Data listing
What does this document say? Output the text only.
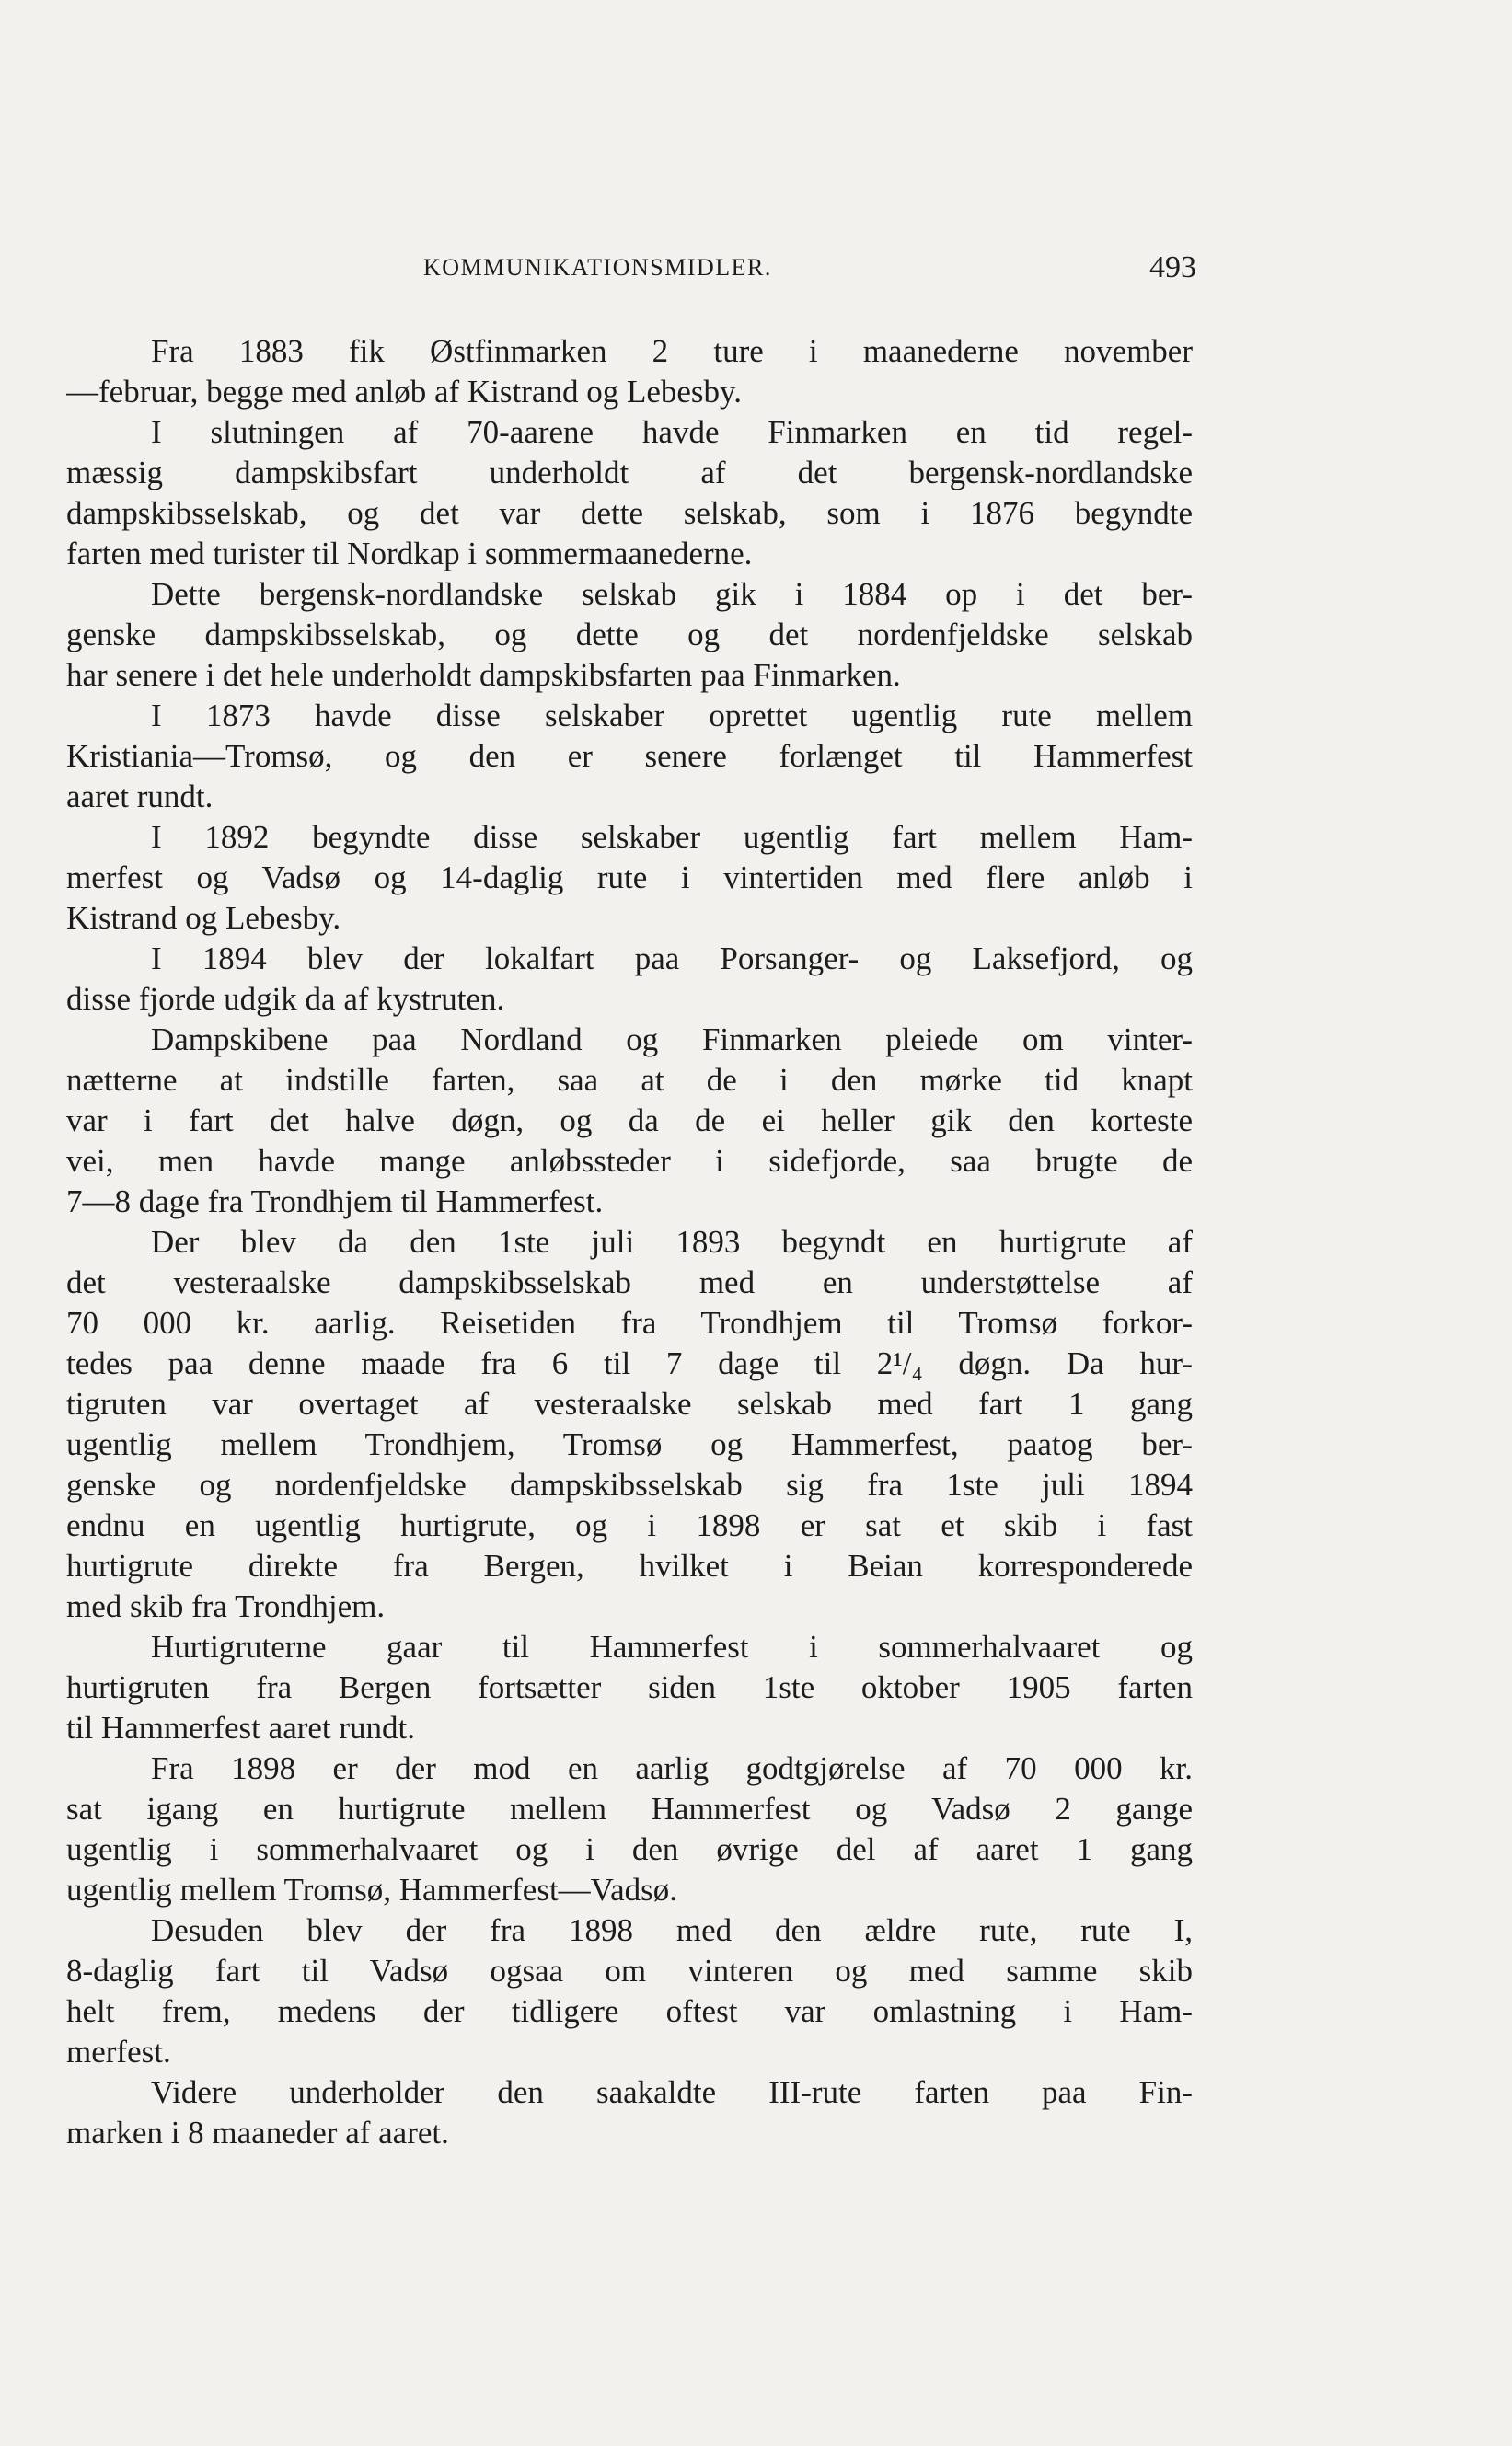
KOMMUNIKATIONSMIDLER.	493
Fra 1883 fik Østfinmarken 2 ture i maanederne november
—februar, begge med anløb af Kistrand og Lebesby.
I slutningen af 70-aarene havde Finmarken en tid regel-
mæssig dampskibsfart underholdt af det bergensk-nordlandske
dampskibsselskab, og det var dette selskab, som i 1876 begyndte
farten med turister til Nordkap i sommermaanederne.
Dette bergensk-nordlandske selskab gik i 1884 op i det ber-
genske dampskibsselskab, og dette og det nordenfjeldske selskab
har senere i det hele underholdt dampskibsfarten paa Finmarken.
I 1873 havde disse selskaber oprettet ugentlig rute mellem
Kristiania—Tromsø, og den er senere forlænget til Hammerfest
aaret rundt.
I 1892 begyndte disse selskaber ugentlig fart mellem Ham-
merfest og Vadsø og 14-daglig rute i vintertiden med flere anløb i
Kistrand og Lebesby.
I 1894 blev der lokalfart paa Porsanger- og Laksefjord, og
disse fjorde udgik da af kystruten.
Dampskibene paa Nordland og Finmarken pleiede om vinter-
nætterne at indstille farten, saa at de i den mørke tid knapt
var i fart det halve døgn, og da de ei heller gik den korteste
vei, men havde mange anløbssteder i sidefjorde, saa brugte de
7—8 dage fra Trondhjem til Hammerfest.
Der blev da den 1ste juli 1893 begyndt en hurtigrute af
det vesteraalske dampskibsselskab med en understøttelse af
70 000 kr. aarlig. Reisetiden fra Trondhjem til Tromsø forkor-
tedes paa denne maade fra 6 til 7 dage til 2¹/₄ døgn. Da hur-
tigruten var overtaget af vesteraalske selskab med fart 1 gang
ugentlig mellem Trondhjem, Tromsø og Hammerfest, paatog ber-
genske og nordenfjeldske dampskibsselskab sig fra 1ste juli 1894
endnu en ugentlig hurtigrute, og i 1898 er sat et skib i fast
hurtigrute direkte fra Bergen, hvilket i Beian korresponderede
med skib fra Trondhjem.
Hurtigruterne gaar til Hammerfest i sommerhalvaaret og
hurtigruten fra Bergen fortsætter siden 1ste oktober 1905 farten
til Hammerfest aaret rundt.
Fra 1898 er der mod en aarlig godtgjørelse af 70 000 kr.
sat igang en hurtigrute mellem Hammerfest og Vadsø 2 gange
ugentlig i sommerhalvaaret og i den øvrige del af aaret 1 gang
ugentlig mellem Tromsø, Hammerfest—Vadsø.
Desuden blev der fra 1898 med den ældre rute, rute I,
8-daglig fart til Vadsø ogsaa om vinteren og med samme skib
helt frem, medens der tidligere oftest var omlastning i Ham-
merfest.
Videre underholder den saakaldte III-rute farten paa Fin-
marken i 8 maaneder af aaret.
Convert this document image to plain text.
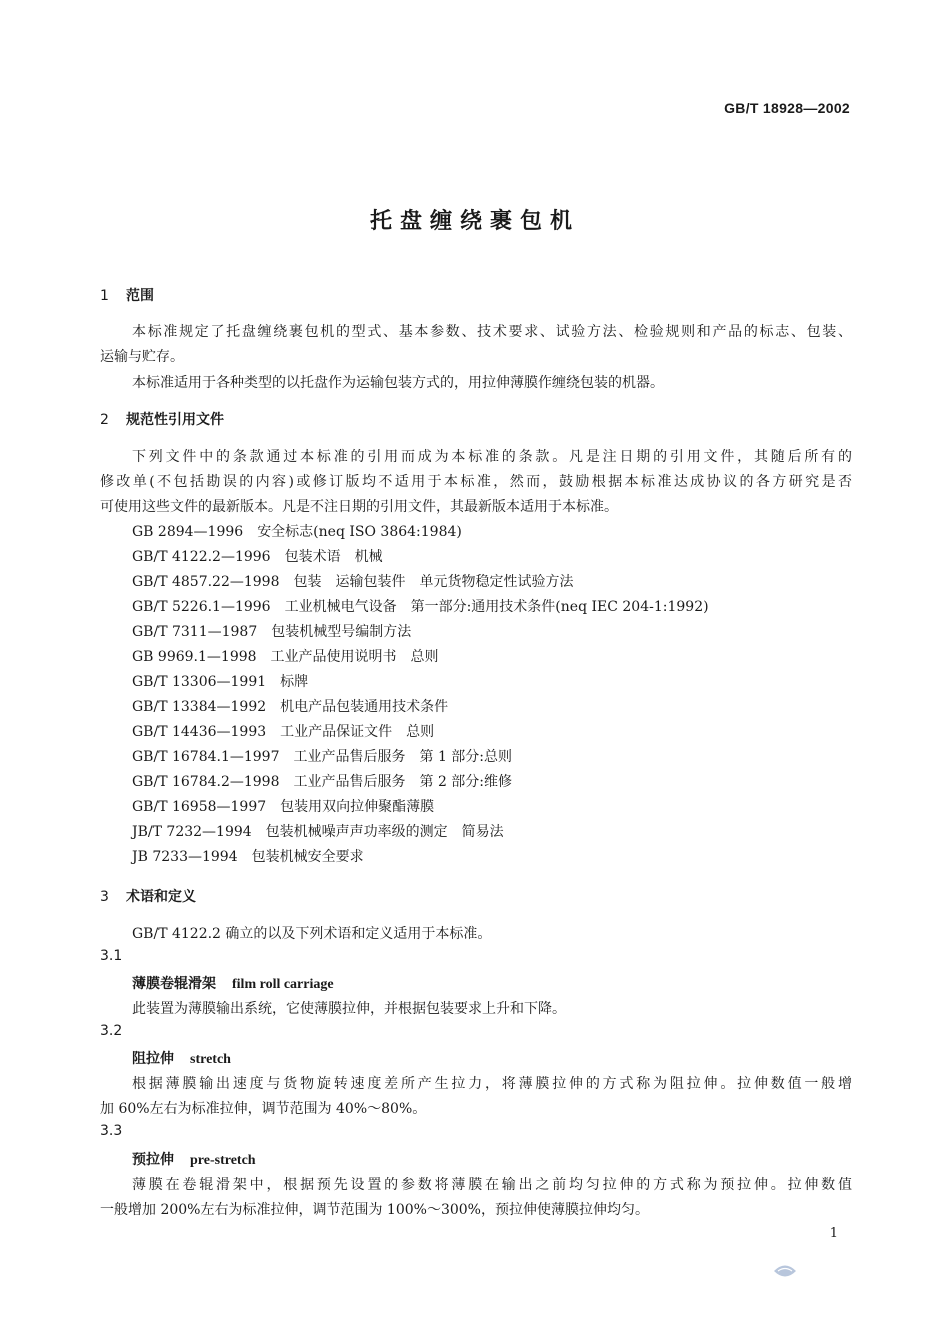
GB/T 18928—2002
托盘缠绕裹包机
1 范围
本标准规定了托盘缠绕裹包机的型式、基本参数、技术要求、试验方法、检验规则和产品的标志、包装、
运输与贮存。
本标准适用于各种类型的以托盘作为运输包装方式的，用拉伸薄膜作缠绕包装的机器。
2 规范性引用文件
下列文件中的条款通过本标准的引用而成为本标准的条款。凡是注日期的引用文件，其随后所有的
修改单(不包括勘误的内容)或修订版均不适用于本标准，然而，鼓励根据本标准达成协议的各方研究是否
可使用这些文件的最新版本。凡是不注日期的引用文件，其最新版本适用于本标准。
GB 2894—1996 安全标志(neq ISO 3864:1984)
GB/T 4122.2—1996 包装术语 机械
GB/T 4857.22—1998 包装 运输包装件 单元货物稳定性试验方法
GB/T 5226.1—1996 工业机械电气设备 第一部分:通用技术条件(neq IEC 204-1:1992)
GB/T 7311—1987 包装机械型号编制方法
GB 9969.1—1998 工业产品使用说明书 总则
GB/T 13306—1991 标牌
GB/T 13384—1992 机电产品包装通用技术条件
GB/T 14436—1993 工业产品保证文件 总则
GB/T 16784.1—1997 工业产品售后服务 第 1 部分:总则
GB/T 16784.2—1998 工业产品售后服务 第 2 部分:维修
GB/T 16958—1997 包装用双向拉伸聚酯薄膜
JB/T 7232—1994 包装机械噪声声功率级的测定 简易法
JB 7233—1994 包装机械安全要求
3 术语和定义
GB/T 4122.2 确立的以及下列术语和定义适用于本标准。
3.1
薄膜卷辊滑架 film roll carriage
此装置为薄膜输出系统，它使薄膜拉伸，并根据包装要求上升和下降。
3.2
阻拉伸 stretch
根据薄膜输出速度与货物旋转速度差所产生拉力，将薄膜拉伸的方式称为阻拉伸。拉伸数值一般增
加 60%左右为标准拉伸，调节范围为 40%～80%。
3.3
预拉伸 pre-stretch
薄膜在卷辊滑架中，根据预先设置的参数将薄膜在输出之前均匀拉伸的方式称为预拉伸。拉伸数值
一般增加 200%左右为标准拉伸，调节范围为 100%～300%，预拉伸使薄膜拉伸均匀。
1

### [Short problem]
Set down nothing but the lines from the one containing "Convert this document image to plain text." to the final line above, both included, with every picture left out.

### [The result]
Convert this document image to plain text.
GB/T 18928—2002
托盘缠绕裹包机
1 范围
本标准规定了托盘缠绕裹包机的型式、基本参数、技术要求、试验方法、检验规则和产品的标志、包装、
运输与贮存。
本标准适用于各种类型的以托盘作为运输包装方式的，用拉伸薄膜作缠绕包装的机器。
2 规范性引用文件
下列文件中的条款通过本标准的引用而成为本标准的条款。凡是注日期的引用文件，其随后所有的
修改单(不包括勘误的内容)或修订版均不适用于本标准，然而，鼓励根据本标准达成协议的各方研究是否
可使用这些文件的最新版本。凡是不注日期的引用文件，其最新版本适用于本标准。
GB 2894—1996 安全标志(neq ISO 3864:1984)
GB/T 4122.2—1996 包装术语 机械
GB/T 4857.22—1998 包装 运输包装件 单元货物稳定性试验方法
GB/T 5226.1—1996 工业机械电气设备 第一部分:通用技术条件(neq IEC 204-1:1992)
GB/T 7311—1987 包装机械型号编制方法
GB 9969.1—1998 工业产品使用说明书 总则
GB/T 13306—1991 标牌
GB/T 13384—1992 机电产品包装通用技术条件
GB/T 14436—1993 工业产品保证文件 总则
GB/T 16784.1—1997 工业产品售后服务 第 1 部分:总则
GB/T 16784.2—1998 工业产品售后服务 第 2 部分:维修
GB/T 16958—1997 包装用双向拉伸聚酯薄膜
JB/T 7232—1994 包装机械噪声声功率级的测定 简易法
JB 7233—1994 包装机械安全要求
3 术语和定义
GB/T 4122.2 确立的以及下列术语和定义适用于本标准。
3.1
薄膜卷辊滑架 film roll carriage
此装置为薄膜输出系统，它使薄膜拉伸，并根据包装要求上升和下降。
3.2
阻拉伸 stretch
根据薄膜输出速度与货物旋转速度差所产生拉力，将薄膜拉伸的方式称为阻拉伸。拉伸数值一般增
加 60%左右为标准拉伸，调节范围为 40%～80%。
3.3
预拉伸 pre-stretch
薄膜在卷辊滑架中，根据预先设置的参数将薄膜在输出之前均匀拉伸的方式称为预拉伸。拉伸数值
一般增加 200%左右为标准拉伸，调节范围为 100%～300%，预拉伸使薄膜拉伸均匀。
1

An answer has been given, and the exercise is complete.